To be done
Spot each line that carries the word "verifying"; copy those lines.

Material provided
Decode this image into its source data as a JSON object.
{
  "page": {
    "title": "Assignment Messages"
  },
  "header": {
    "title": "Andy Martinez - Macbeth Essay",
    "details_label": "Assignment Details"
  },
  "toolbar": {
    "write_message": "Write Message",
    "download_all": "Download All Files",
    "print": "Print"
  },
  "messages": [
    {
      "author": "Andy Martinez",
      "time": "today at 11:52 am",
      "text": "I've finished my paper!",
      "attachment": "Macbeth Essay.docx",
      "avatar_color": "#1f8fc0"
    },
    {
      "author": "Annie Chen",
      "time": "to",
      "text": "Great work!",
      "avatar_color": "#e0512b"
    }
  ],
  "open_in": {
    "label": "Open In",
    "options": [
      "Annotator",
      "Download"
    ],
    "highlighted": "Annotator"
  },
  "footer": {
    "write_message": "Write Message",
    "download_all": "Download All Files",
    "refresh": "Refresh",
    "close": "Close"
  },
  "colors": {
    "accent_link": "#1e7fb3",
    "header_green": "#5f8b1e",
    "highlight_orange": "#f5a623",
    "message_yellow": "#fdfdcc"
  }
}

==

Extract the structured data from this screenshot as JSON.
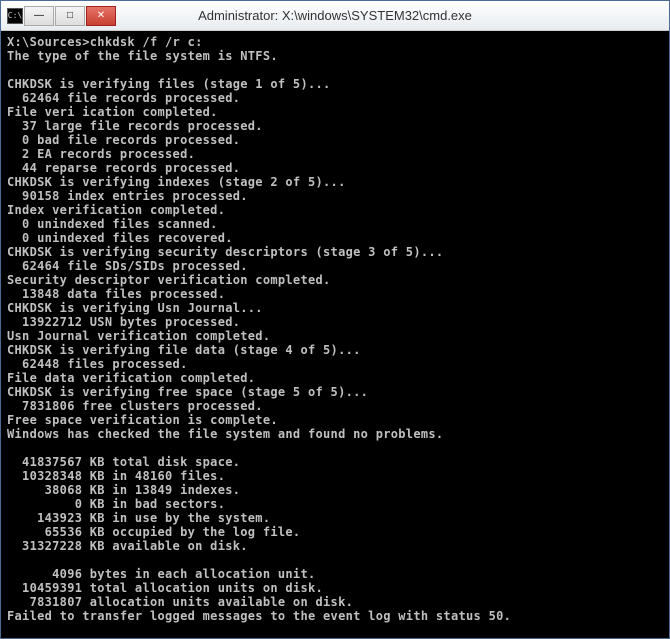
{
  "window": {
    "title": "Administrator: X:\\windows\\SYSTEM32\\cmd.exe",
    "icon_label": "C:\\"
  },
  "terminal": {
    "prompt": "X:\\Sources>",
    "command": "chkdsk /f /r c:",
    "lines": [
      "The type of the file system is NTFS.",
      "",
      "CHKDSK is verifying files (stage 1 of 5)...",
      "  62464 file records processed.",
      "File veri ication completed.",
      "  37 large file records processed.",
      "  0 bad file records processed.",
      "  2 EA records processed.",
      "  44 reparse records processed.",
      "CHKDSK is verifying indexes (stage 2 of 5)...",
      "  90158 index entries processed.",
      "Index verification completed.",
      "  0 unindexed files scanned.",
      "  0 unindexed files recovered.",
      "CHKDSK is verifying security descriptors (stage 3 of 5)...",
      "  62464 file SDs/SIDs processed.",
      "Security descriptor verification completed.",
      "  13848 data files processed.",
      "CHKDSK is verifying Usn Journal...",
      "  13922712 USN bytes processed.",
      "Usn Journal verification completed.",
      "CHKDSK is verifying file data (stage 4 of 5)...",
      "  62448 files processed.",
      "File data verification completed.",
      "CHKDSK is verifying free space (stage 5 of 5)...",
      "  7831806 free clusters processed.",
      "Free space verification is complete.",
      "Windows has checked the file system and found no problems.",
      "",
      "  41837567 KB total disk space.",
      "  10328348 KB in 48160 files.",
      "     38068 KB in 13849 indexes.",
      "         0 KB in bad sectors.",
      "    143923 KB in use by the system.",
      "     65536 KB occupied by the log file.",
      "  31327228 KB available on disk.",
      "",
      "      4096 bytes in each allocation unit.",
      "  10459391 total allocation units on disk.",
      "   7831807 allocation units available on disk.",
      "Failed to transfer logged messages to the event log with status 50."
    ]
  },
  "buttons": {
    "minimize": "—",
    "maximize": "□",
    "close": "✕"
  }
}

Written solution
      "CHKDSK is verifying files (stage 1 of 5)...",
      "CHKDSK is verifying indexes (stage 2 of 5)...",
      "CHKDSK is verifying security descriptors (stage 3 of 5)...",
      "CHKDSK is verifying Usn Journal...",
      "CHKDSK is verifying file data (stage 4 of 5)...",
      "CHKDSK is verifying free space (stage 5 of 5)...",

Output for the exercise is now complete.